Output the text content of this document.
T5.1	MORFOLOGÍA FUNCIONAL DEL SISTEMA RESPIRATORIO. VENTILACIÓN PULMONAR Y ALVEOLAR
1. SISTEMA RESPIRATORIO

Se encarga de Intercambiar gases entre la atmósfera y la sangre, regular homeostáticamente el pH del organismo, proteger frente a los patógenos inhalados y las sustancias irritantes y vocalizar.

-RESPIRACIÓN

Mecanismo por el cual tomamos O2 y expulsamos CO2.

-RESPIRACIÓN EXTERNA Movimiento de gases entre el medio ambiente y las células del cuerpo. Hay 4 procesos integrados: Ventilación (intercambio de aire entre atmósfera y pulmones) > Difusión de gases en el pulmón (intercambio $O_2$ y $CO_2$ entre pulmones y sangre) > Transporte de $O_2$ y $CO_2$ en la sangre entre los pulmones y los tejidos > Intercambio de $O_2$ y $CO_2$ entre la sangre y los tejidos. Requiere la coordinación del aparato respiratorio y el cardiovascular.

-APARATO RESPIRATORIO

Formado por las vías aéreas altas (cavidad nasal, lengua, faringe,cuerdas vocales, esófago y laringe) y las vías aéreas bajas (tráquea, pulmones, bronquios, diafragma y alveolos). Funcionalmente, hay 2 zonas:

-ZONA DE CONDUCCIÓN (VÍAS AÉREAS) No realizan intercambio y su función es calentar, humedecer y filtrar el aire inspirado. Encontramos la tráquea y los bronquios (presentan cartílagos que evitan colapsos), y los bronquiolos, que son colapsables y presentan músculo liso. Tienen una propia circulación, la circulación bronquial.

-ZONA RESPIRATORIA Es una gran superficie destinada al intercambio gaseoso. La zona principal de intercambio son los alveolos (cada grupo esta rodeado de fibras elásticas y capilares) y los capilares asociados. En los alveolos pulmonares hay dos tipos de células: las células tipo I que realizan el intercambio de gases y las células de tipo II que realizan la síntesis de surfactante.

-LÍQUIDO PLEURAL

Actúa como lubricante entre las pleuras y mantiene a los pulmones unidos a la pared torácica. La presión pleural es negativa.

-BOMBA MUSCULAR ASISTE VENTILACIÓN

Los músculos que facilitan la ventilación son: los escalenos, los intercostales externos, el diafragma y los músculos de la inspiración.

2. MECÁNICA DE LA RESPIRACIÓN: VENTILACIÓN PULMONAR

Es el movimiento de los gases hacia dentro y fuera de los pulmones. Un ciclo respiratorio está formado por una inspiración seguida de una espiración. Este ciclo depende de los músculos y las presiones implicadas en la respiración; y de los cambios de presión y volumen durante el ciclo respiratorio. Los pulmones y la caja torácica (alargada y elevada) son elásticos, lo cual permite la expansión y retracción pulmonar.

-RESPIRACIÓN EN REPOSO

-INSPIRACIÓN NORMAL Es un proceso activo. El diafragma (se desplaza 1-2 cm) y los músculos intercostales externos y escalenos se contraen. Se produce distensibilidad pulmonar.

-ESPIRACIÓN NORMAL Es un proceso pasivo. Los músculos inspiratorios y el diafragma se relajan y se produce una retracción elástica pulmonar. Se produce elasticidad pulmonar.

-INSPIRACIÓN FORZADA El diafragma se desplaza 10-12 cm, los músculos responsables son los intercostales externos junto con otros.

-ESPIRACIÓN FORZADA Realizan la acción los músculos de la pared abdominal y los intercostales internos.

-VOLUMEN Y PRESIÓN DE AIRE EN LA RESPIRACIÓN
▬▬▬▬▬▬
→ **Your objective**
Each line must be given again exactly as written above.

→ **Right answer**
Output the text content of this document.
T5.1	MORFOLOGÍA FUNCIONAL DEL SISTEMA RESPIRATORIO. VENTILACIÓN PULMONAR Y ALVEOLAR
1. SISTEMA RESPIRATORIO

Se encarga de Intercambiar gases entre la atmósfera y la sangre, regular homeostáticamente el pH del organismo, proteger frente a los patógenos inhalados y las sustancias irritantes y vocalizar.

-RESPIRACIÓN

Mecanismo por el cual tomamos O2 y expulsamos CO2.

-RESPIRACIÓN EXTERNA Movimiento de gases entre el medio ambiente y las células del cuerpo. Hay 4 procesos integrados: Ventilación (intercambio de aire entre atmósfera y pulmones) > Difusión de gases en el pulmón (intercambio $O_2$ y $CO_2$ entre pulmones y sangre) > Transporte de $O_2$ y $CO_2$ en la sangre entre los pulmones y los tejidos > Intercambio de $O_2$ y $CO_2$ entre la sangre y los tejidos. Requiere la coordinación del aparato respiratorio y el cardiovascular.

-APARATO RESPIRATORIO

Formado por las vías aéreas altas (cavidad nasal, lengua, faringe,cuerdas vocales, esófago y laringe) y las vías aéreas bajas (tráquea, pulmones, bronquios, diafragma y alveolos). Funcionalmente, hay 2 zonas:

-ZONA DE CONDUCCIÓN (VÍAS AÉREAS) No realizan intercambio y su función es calentar, humedecer y filtrar el aire inspirado. Encontramos la tráquea y los bronquios (presentan cartílagos que evitan colapsos), y los bronquiolos, que son colapsables y presentan músculo liso. Tienen una propia circulación, la circulación bronquial.

-ZONA RESPIRATORIA Es una gran superficie destinada al intercambio gaseoso. La zona principal de intercambio son los alveolos (cada grupo esta rodeado de fibras elásticas y capilares) y los capilares asociados. En los alveolos pulmonares hay dos tipos de células: las células tipo I que realizan el intercambio de gases y las células de tipo II que realizan la síntesis de surfactante.

-LÍQUIDO PLEURAL

Actúa como lubricante entre las pleuras y mantiene a los pulmones unidos a la pared torácica. La presión pleural es negativa.

-BOMBA MUSCULAR ASISTE VENTILACIÓN

Los músculos que facilitan la ventilación son: los escalenos, los intercostales externos, el diafragma y los músculos de la inspiración.

2. MECÁNICA DE LA RESPIRACIÓN: VENTILACIÓN PULMONAR

Es el movimiento de los gases hacia dentro y fuera de los pulmones. Un ciclo respiratorio está formado por una inspiración seguida de una espiración. Este ciclo depende de los músculos y las presiones implicadas en la respiración; y de los cambios de presión y volumen durante el ciclo respiratorio. Los pulmones y la caja torácica (alargada y elevada) son elásticos, lo cual permite la expansión y retracción pulmonar.

-RESPIRACIÓN EN REPOSO

-INSPIRACIÓN NORMAL Es un proceso activo. El diafragma (se desplaza 1-2 cm) y los músculos intercostales externos y escalenos se contraen. Se produce distensibilidad pulmonar.

-ESPIRACIÓN NORMAL Es un proceso pasivo. Los músculos inspiratorios y el diafragma se relajan y se produce una retracción elástica pulmonar. Se produce elasticidad pulmonar.

-INSPIRACIÓN FORZADA El diafragma se desplaza 10-12 cm, los músculos responsables son los intercostales externos junto con otros.

-ESPIRACIÓN FORZADA Realizan la acción los músculos de la pared abdominal y los intercostales internos.

-VOLUMEN Y PRESIÓN DE AIRE EN LA RESPIRACIÓN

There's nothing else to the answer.